╔══

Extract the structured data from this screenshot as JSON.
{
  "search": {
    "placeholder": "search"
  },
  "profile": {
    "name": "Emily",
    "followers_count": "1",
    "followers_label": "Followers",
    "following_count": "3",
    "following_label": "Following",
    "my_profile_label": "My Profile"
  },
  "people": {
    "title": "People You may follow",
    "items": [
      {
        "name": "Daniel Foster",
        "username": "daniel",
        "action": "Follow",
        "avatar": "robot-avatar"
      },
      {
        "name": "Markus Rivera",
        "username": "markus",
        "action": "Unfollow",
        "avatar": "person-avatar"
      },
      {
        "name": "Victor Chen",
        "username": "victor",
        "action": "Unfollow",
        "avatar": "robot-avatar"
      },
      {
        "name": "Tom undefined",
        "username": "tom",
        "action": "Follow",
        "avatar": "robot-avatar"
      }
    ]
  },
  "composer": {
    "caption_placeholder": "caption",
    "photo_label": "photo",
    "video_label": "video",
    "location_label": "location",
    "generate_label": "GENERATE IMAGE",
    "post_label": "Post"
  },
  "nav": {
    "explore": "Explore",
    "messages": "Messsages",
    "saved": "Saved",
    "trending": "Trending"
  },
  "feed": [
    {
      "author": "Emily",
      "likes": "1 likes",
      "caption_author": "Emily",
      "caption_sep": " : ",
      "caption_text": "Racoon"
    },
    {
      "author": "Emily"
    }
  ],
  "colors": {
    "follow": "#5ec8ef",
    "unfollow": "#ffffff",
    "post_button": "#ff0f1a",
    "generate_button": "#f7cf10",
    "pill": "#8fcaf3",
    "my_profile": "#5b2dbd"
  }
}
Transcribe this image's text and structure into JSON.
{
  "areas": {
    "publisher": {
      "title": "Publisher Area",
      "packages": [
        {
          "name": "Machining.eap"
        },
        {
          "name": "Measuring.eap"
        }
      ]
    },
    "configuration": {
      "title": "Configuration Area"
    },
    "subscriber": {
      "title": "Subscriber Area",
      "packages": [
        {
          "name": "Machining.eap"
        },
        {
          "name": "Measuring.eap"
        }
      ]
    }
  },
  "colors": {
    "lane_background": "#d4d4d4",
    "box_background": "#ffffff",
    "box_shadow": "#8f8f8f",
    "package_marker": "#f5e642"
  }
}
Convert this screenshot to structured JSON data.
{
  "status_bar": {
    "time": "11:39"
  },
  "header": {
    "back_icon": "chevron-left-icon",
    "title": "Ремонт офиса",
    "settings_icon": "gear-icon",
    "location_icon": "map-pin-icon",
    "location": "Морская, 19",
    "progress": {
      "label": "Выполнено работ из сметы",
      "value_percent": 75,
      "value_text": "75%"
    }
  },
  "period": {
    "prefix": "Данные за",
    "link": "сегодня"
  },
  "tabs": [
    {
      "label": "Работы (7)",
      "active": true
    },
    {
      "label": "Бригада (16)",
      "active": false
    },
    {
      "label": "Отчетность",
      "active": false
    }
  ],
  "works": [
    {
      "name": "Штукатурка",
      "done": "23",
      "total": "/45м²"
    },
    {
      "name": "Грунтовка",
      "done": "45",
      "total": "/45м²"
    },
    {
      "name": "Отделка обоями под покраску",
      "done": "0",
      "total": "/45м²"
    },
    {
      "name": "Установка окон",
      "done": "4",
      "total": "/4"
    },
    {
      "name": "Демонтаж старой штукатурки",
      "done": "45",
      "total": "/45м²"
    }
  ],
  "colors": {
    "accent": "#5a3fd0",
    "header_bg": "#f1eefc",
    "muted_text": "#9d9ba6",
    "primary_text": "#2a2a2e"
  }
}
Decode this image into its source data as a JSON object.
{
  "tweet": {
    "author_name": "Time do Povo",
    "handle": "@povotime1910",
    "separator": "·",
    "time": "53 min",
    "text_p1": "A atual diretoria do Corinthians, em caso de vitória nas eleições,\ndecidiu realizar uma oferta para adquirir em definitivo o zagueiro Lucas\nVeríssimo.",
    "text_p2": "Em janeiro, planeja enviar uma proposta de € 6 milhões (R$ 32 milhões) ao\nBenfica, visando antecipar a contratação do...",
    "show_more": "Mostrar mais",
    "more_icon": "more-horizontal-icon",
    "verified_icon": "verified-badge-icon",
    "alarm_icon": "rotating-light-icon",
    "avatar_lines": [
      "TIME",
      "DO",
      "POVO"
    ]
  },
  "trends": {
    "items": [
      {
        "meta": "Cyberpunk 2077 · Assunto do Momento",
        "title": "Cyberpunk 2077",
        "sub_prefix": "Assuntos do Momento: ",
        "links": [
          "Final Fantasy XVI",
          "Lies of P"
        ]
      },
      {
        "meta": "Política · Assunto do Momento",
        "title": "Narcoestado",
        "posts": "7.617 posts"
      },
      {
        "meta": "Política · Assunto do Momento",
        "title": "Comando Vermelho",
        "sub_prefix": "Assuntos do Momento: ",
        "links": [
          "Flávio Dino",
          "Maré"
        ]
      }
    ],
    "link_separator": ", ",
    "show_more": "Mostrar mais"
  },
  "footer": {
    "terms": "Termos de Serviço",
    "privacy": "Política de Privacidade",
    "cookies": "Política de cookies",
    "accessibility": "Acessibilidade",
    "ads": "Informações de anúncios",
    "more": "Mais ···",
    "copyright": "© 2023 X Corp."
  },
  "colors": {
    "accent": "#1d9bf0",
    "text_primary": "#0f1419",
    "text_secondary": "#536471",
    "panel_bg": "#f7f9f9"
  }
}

╚══

Problem description:
Identify the lines above that contain the word "JSON", then copy them.

Answer to the exercise:
Extract the structured data from this screenshot as JSON.
Transcribe this image's text and structure into JSON.
Convert this screenshot to structured JSON data.
Decode this image into its source data as a JSON object.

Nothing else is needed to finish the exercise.